__WHAT THE TASK ASKS__
Write out, precisely and in full, each line of the material.

Data items
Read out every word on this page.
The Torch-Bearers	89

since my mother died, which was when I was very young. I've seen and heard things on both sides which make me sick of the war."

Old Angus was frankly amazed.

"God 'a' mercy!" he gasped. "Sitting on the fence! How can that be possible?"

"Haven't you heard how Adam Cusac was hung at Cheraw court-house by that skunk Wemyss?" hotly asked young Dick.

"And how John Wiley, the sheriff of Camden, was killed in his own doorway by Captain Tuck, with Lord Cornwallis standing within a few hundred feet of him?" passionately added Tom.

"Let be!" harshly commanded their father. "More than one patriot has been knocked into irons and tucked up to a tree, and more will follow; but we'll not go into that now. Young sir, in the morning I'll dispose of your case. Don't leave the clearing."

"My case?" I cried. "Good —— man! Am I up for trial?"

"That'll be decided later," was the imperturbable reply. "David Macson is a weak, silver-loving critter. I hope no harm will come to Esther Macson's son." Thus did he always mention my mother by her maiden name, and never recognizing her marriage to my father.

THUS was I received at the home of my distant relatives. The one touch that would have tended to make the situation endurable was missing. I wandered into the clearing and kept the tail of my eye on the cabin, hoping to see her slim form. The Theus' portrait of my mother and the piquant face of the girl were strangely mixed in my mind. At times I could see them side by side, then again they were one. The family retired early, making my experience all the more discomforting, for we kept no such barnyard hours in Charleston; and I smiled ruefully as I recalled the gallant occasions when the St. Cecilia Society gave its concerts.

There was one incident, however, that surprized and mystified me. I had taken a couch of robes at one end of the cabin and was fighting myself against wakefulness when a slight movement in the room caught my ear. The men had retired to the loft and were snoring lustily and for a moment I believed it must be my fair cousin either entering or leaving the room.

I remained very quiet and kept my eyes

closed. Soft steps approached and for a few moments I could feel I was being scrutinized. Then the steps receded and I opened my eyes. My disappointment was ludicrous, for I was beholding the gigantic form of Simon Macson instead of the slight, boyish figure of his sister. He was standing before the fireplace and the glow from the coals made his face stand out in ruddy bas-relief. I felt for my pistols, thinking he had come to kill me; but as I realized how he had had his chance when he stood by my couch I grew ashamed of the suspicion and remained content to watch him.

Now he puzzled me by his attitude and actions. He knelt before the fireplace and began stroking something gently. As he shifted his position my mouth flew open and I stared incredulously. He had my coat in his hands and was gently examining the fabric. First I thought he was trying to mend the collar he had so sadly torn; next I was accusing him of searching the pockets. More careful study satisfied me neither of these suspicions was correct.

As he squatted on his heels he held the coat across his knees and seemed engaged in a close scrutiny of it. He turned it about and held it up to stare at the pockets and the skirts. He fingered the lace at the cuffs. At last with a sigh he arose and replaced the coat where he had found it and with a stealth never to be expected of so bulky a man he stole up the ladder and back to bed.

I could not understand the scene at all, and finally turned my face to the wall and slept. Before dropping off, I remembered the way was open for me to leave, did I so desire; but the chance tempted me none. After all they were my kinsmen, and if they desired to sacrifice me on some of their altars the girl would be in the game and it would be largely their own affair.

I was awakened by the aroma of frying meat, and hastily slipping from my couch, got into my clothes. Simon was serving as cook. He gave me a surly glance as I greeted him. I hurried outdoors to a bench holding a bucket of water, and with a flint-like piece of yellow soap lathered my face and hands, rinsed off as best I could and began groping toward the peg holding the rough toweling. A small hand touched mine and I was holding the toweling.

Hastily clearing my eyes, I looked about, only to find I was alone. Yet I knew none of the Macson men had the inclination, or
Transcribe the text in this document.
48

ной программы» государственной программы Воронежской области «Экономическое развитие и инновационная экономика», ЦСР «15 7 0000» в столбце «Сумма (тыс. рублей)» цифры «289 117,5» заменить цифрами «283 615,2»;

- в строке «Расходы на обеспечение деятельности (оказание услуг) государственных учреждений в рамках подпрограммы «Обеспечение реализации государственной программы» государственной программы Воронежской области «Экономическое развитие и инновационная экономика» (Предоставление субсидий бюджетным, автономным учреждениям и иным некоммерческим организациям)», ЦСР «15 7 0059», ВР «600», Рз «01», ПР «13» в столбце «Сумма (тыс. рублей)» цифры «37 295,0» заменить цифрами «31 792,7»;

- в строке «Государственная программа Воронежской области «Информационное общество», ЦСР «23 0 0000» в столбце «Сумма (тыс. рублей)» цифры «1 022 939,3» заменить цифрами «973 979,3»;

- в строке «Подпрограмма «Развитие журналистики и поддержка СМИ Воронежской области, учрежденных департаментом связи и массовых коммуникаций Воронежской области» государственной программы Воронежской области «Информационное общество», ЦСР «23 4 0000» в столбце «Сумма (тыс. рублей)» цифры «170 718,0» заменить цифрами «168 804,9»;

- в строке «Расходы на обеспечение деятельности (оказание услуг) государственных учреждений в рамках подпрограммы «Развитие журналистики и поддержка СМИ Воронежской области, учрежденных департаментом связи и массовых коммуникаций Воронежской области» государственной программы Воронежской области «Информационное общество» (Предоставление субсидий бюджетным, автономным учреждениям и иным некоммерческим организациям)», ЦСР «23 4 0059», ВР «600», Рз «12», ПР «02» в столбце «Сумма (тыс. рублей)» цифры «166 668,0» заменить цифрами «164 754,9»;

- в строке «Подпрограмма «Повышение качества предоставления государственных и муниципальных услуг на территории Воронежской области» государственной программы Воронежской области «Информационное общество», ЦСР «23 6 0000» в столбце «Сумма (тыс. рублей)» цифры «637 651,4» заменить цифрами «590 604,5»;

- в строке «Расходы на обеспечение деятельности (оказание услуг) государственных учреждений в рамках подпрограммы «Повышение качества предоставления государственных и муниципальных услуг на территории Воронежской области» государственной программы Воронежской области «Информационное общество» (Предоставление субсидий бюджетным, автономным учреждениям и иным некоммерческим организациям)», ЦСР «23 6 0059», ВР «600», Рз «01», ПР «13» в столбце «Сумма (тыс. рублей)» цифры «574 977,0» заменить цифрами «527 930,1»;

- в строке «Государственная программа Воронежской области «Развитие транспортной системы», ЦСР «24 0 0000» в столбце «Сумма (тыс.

__SOLUTION TO THIS PROBLEM__
Read out every word on this page.
The Torch-Bearers	89

since my mother died, which was when I was very young. I've seen and heard things on both sides which make me sick of the war."

Old Angus was frankly amazed.

"God 'a' mercy!" he gasped. "Sitting on the fence! How can that be possible?"

"Haven't you heard how Adam Cusac was hung at Cheraw court-house by that skunk Wemyss?" hotly asked young Dick.

"And how John Wiley, the sheriff of Camden, was killed in his own doorway by Captain Tuck, with Lord Cornwallis standing within a few hundred feet of him?" passionately added Tom.

"Let be!" harshly commanded their father. "More than one patriot has been knocked into irons and tucked up to a tree, and more will follow; but we'll not go into that now. Young sir, in the morning I'll dispose of your case. Don't leave the clearing."

"My case?" I cried. "Good —— man! Am I up for trial?"

"That'll be decided later," was the imperturbable reply. "David Macson is a weak, silver-loving critter. I hope no harm will come to Esther Macson's son." Thus did he always mention my mother by her maiden name, and never recognizing her marriage to my father.

THUS was I received at the home of my distant relatives. The one touch that would have tended to make the situation endurable was missing. I wandered into the clearing and kept the tail of my eye on the cabin, hoping to see her slim form. The Theus' portrait of my mother and the piquant face of the girl were strangely mixed in my mind. At times I could see them side by side, then again they were one. The family retired early, making my experience all the more discomforting, for we kept no such barnyard hours in Charleston; and I smiled ruefully as I recalled the gallant occasions when the St. Cecilia Society gave its concerts.

There was one incident, however, that surprized and mystified me. I had taken a couch of robes at one end of the cabin and was fighting myself against wakefulness when a slight movement in the room caught my ear. The men had retired to the loft and were snoring lustily and for a moment I believed it must be my fair cousin either entering or leaving the room.

I remained very quiet and kept my eyes

closed. Soft steps approached and for a few moments I could feel I was being scrutinized. Then the steps receded and I opened my eyes. My disappointment was ludicrous, for I was beholding the gigantic form of Simon Macson instead of the slight, boyish figure of his sister. He was standing before the fireplace and the glow from the coals made his face stand out in ruddy bas-relief. I felt for my pistols, thinking he had come to kill me; but as I realized how he had had his chance when he stood by my couch I grew ashamed of the suspicion and remained content to watch him.

Now he puzzled me by his attitude and actions. He knelt before the fireplace and began stroking something gently. As he shifted his position my mouth flew open and I stared incredulously. He had my coat in his hands and was gently examining the fabric. First I thought he was trying to mend the collar he had so sadly torn; next I was accusing him of searching the pockets. More careful study satisfied me neither of these suspicions was correct.

As he squatted on his heels he held the coat across his knees and seemed engaged in a close scrutiny of it. He turned it about and held it up to stare at the pockets and the skirts. He fingered the lace at the cuffs. At last with a sigh he arose and replaced the coat where he had found it and with a stealth never to be expected of so bulky a man he stole up the ladder and back to bed.

I could not understand the scene at all, and finally turned my face to the wall and slept. Before dropping off, I remembered the way was open for me to leave, did I so desire; but the chance tempted me none. After all they were my kinsmen, and if they desired to sacrifice me on some of their altars the girl would be in the game and it would be largely their own affair.

I was awakened by the aroma of frying meat, and hastily slipping from my couch, got into my clothes. Simon was serving as cook. He gave me a surly glance as I greeted him. I hurried outdoors to a bench holding a bucket of water, and with a flint-like piece of yellow soap lathered my face and hands, rinsed off as best I could and began groping toward the peg holding the rough toweling. A small hand touched mine and I was holding the toweling.

Hastily clearing my eyes, I looked about, only to find I was alone. Yet I knew none of the Macson men had the inclination, or
Transcribe the text in this document.
48

ной программы» государственной программы Воронежской области «Экономическое развитие и инновационная экономика», ЦСР «15 7 0000» в столбце «Сумма (тыс. рублей)» цифры «289 117,5» заменить цифрами «283 615,2»;

- в строке «Расходы на обеспечение деятельности (оказание услуг) государственных учреждений в рамках подпрограммы «Обеспечение реализации государственной программы» государственной программы Воронежской области «Экономическое развитие и инновационная экономика» (Предоставление субсидий бюджетным, автономным учреждениям и иным некоммерческим организациям)», ЦСР «15 7 0059», ВР «600», Рз «01», ПР «13» в столбце «Сумма (тыс. рублей)» цифры «37 295,0» заменить цифрами «31 792,7»;

- в строке «Государственная программа Воронежской области «Информационное общество», ЦСР «23 0 0000» в столбце «Сумма (тыс. рублей)» цифры «1 022 939,3» заменить цифрами «973 979,3»;

- в строке «Подпрограмма «Развитие журналистики и поддержка СМИ Воронежской области, учрежденных департаментом связи и массовых коммуникаций Воронежской области» государственной программы Воронежской области «Информационное общество», ЦСР «23 4 0000» в столбце «Сумма (тыс. рублей)» цифры «170 718,0» заменить цифрами «168 804,9»;

- в строке «Расходы на обеспечение деятельности (оказание услуг) государственных учреждений в рамках подпрограммы «Развитие журналистики и поддержка СМИ Воронежской области, учрежденных департаментом связи и массовых коммуникаций Воронежской области» государственной программы Воронежской области «Информационное общество» (Предоставление субсидий бюджетным, автономным учреждениям и иным некоммерческим организациям)», ЦСР «23 4 0059», ВР «600», Рз «12», ПР «02» в столбце «Сумма (тыс. рублей)» цифры «166 668,0» заменить цифрами «164 754,9»;

- в строке «Подпрограмма «Повышение качества предоставления государственных и муниципальных услуг на территории Воронежской области» государственной программы Воронежской области «Информационное общество», ЦСР «23 6 0000» в столбце «Сумма (тыс. рублей)» цифры «637 651,4» заменить цифрами «590 604,5»;

- в строке «Расходы на обеспечение деятельности (оказание услуг) государственных учреждений в рамках подпрограммы «Повышение качества предоставления государственных и муниципальных услуг на территории Воронежской области» государственной программы Воронежской области «Информационное общество» (Предоставление субсидий бюджетным, автономным учреждениям и иным некоммерческим организациям)», ЦСР «23 6 0059», ВР «600», Рз «01», ПР «13» в столбце «Сумма (тыс. рублей)» цифры «574 977,0» заменить цифрами «527 930,1»;

- в строке «Государственная программа Воронежской области «Развитие транспортной системы», ЦСР «24 0 0000» в столбце «Сумма (тыс.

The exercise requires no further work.